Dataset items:
Start
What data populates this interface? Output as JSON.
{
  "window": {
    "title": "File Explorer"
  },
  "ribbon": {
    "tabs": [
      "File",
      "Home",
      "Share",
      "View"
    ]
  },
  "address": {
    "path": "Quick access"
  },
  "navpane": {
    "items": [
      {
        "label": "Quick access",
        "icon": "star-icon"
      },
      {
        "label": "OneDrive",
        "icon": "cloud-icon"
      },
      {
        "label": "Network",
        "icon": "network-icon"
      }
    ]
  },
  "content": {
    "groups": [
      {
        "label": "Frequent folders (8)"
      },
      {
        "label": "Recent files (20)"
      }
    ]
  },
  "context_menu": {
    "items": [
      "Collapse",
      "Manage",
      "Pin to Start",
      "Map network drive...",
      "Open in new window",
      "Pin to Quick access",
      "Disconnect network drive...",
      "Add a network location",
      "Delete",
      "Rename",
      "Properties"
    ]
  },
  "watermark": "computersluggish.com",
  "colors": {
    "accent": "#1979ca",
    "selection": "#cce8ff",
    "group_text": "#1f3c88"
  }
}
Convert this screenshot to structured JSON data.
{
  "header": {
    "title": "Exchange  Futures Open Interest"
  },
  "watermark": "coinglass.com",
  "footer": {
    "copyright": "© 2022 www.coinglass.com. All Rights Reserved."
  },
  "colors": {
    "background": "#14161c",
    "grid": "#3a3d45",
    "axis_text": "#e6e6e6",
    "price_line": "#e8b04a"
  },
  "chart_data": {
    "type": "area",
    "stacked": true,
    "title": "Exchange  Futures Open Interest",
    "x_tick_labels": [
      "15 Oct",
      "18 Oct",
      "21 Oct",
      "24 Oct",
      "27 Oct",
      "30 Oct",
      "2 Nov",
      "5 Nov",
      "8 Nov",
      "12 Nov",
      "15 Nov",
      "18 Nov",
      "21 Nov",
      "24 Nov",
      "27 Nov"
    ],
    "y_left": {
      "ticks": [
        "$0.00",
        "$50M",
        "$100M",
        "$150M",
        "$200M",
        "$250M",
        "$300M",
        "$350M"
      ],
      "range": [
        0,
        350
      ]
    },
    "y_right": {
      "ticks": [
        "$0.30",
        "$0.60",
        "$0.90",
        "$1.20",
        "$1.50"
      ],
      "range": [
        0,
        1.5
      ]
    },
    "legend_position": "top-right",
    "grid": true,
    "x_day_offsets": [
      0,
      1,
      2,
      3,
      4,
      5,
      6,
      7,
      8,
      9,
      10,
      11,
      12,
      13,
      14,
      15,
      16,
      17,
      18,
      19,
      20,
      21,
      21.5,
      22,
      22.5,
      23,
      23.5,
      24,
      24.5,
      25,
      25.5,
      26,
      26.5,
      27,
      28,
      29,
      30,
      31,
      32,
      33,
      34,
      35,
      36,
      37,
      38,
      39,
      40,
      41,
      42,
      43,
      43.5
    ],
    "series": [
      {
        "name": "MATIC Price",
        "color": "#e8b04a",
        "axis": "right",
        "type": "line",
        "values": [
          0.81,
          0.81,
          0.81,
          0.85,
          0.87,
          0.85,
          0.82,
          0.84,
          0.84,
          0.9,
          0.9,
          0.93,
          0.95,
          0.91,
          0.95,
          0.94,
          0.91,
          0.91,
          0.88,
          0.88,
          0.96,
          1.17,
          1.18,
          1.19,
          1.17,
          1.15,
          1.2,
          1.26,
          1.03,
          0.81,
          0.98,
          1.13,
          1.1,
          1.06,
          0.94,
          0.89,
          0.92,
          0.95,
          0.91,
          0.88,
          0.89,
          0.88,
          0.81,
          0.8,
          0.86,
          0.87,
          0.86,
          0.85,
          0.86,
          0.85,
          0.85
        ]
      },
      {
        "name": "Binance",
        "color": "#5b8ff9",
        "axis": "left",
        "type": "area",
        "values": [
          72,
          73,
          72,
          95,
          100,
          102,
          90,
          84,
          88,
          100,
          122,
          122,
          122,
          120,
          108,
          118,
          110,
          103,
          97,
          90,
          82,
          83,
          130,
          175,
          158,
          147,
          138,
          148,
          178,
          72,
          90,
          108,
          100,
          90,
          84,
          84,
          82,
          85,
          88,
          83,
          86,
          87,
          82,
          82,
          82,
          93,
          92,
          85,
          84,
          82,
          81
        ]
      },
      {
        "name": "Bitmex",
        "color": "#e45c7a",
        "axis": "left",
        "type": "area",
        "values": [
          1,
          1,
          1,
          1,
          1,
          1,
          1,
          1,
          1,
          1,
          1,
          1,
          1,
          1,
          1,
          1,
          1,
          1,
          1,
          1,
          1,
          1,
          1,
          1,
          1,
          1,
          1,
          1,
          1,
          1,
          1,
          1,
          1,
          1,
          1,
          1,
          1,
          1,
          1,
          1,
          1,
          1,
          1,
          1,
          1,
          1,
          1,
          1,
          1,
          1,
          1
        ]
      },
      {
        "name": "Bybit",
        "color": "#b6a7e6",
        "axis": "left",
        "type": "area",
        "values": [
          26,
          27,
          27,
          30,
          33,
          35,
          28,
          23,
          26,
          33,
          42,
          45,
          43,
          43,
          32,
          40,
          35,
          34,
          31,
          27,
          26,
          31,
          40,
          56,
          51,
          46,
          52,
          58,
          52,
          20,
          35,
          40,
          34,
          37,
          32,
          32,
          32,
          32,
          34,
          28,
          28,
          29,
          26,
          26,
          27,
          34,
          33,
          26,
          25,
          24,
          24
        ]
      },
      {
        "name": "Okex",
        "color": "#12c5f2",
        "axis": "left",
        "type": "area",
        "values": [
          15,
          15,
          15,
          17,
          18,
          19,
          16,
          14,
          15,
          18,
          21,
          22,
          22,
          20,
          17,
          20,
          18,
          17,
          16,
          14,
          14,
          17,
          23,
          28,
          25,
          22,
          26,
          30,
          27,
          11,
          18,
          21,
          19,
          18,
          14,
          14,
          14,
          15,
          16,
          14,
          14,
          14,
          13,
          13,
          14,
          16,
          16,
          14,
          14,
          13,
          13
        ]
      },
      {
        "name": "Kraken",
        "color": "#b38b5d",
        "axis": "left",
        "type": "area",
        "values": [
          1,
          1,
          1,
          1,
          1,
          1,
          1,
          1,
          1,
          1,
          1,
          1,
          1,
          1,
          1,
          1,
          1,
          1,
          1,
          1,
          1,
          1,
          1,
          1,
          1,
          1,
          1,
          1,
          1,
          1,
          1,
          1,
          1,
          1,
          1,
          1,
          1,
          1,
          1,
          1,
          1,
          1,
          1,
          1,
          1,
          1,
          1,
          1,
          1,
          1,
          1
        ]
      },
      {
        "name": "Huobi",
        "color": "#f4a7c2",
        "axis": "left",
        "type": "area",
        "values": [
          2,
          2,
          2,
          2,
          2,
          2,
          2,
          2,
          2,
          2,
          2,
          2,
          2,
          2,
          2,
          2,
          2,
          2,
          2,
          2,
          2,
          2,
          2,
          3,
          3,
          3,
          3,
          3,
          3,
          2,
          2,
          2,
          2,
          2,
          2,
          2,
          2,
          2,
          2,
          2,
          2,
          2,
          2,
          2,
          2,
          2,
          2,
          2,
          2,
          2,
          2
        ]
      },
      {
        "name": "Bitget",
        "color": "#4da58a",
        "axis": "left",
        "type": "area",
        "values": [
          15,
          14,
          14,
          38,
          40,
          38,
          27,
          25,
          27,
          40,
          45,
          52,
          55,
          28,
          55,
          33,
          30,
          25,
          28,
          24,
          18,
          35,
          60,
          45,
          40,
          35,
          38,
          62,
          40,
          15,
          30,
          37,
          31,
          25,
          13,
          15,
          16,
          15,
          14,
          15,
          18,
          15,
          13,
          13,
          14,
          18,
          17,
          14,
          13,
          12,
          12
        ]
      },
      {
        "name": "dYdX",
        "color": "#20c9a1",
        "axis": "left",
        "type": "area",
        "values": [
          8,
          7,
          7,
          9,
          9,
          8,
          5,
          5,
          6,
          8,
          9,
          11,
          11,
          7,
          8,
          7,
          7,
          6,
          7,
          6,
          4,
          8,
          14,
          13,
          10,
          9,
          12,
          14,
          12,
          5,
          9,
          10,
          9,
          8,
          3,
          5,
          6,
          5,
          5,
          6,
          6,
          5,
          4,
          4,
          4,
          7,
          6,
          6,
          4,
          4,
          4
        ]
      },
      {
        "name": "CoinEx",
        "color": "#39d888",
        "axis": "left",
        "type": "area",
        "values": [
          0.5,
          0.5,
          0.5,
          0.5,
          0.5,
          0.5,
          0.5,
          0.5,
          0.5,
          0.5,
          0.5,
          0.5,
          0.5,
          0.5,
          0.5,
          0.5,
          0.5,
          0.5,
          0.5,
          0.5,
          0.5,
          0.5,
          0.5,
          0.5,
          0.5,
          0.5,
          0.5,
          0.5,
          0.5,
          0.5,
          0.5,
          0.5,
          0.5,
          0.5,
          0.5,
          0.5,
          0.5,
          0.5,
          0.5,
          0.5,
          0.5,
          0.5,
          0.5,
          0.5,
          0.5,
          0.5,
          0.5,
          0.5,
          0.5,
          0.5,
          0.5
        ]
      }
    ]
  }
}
End
EXERCISE TASK:
Read the entries and show each line that mentions "Open".

SOLVED PROBLEM:
      "Open in new window",
    "title": "Exchange  Futures Open Interest"
    "title": "Exchange  Futures Open Interest",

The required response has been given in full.